((

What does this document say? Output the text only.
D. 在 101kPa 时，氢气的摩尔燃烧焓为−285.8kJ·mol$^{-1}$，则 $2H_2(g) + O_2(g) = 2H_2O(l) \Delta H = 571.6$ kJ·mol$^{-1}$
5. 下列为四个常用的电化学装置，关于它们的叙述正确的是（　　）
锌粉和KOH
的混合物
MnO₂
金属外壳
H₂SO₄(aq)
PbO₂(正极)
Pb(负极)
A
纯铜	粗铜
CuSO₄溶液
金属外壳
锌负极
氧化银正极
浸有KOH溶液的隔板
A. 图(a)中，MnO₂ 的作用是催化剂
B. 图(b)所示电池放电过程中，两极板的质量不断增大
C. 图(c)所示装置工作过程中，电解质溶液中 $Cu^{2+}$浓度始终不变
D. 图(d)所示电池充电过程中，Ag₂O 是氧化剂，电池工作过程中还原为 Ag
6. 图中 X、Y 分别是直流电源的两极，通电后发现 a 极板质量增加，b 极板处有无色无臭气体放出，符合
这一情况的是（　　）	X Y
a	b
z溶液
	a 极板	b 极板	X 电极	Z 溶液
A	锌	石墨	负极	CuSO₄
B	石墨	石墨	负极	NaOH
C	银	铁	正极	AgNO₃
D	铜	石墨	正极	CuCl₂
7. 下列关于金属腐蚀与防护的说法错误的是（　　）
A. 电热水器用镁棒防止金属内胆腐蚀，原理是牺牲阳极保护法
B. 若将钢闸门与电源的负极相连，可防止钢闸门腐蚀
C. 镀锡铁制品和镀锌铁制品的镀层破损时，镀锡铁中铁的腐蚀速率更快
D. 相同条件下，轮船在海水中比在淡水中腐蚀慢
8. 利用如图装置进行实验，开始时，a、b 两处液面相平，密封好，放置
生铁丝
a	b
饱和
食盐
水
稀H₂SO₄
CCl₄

))

● **Written exercise**
Copy out each line exactly as written.

● **Response to this exercise**
What does this document say? Output the text only.
D. 在 101kPa 时，氢气的摩尔燃烧焓为−285.8kJ·mol$^{-1}$，则 $2H_2(g) + O_2(g) = 2H_2O(l) \Delta H = 571.6$ kJ·mol$^{-1}$
5. 下列为四个常用的电化学装置，关于它们的叙述正确的是（　　）
锌粉和KOH
的混合物
MnO₂
金属外壳
H₂SO₄(aq)
PbO₂(正极)
Pb(负极)
A
纯铜	粗铜
CuSO₄溶液
金属外壳
锌负极
氧化银正极
浸有KOH溶液的隔板
A. 图(a)中，MnO₂ 的作用是催化剂
B. 图(b)所示电池放电过程中，两极板的质量不断增大
C. 图(c)所示装置工作过程中，电解质溶液中 $Cu^{2+}$浓度始终不变
D. 图(d)所示电池充电过程中，Ag₂O 是氧化剂，电池工作过程中还原为 Ag
6. 图中 X、Y 分别是直流电源的两极，通电后发现 a 极板质量增加，b 极板处有无色无臭气体放出，符合
这一情况的是（　　）	X Y
a	b
z溶液
	a 极板	b 极板	X 电极	Z 溶液
A	锌	石墨	负极	CuSO₄
B	石墨	石墨	负极	NaOH
C	银	铁	正极	AgNO₃
D	铜	石墨	正极	CuCl₂
7. 下列关于金属腐蚀与防护的说法错误的是（　　）
A. 电热水器用镁棒防止金属内胆腐蚀，原理是牺牲阳极保护法
B. 若将钢闸门与电源的负极相连，可防止钢闸门腐蚀
C. 镀锡铁制品和镀锌铁制品的镀层破损时，镀锡铁中铁的腐蚀速率更快
D. 相同条件下，轮船在海水中比在淡水中腐蚀慢
8. 利用如图装置进行实验，开始时，a、b 两处液面相平，密封好，放置
生铁丝
a	b
饱和
食盐
水
稀H₂SO₄
CCl₄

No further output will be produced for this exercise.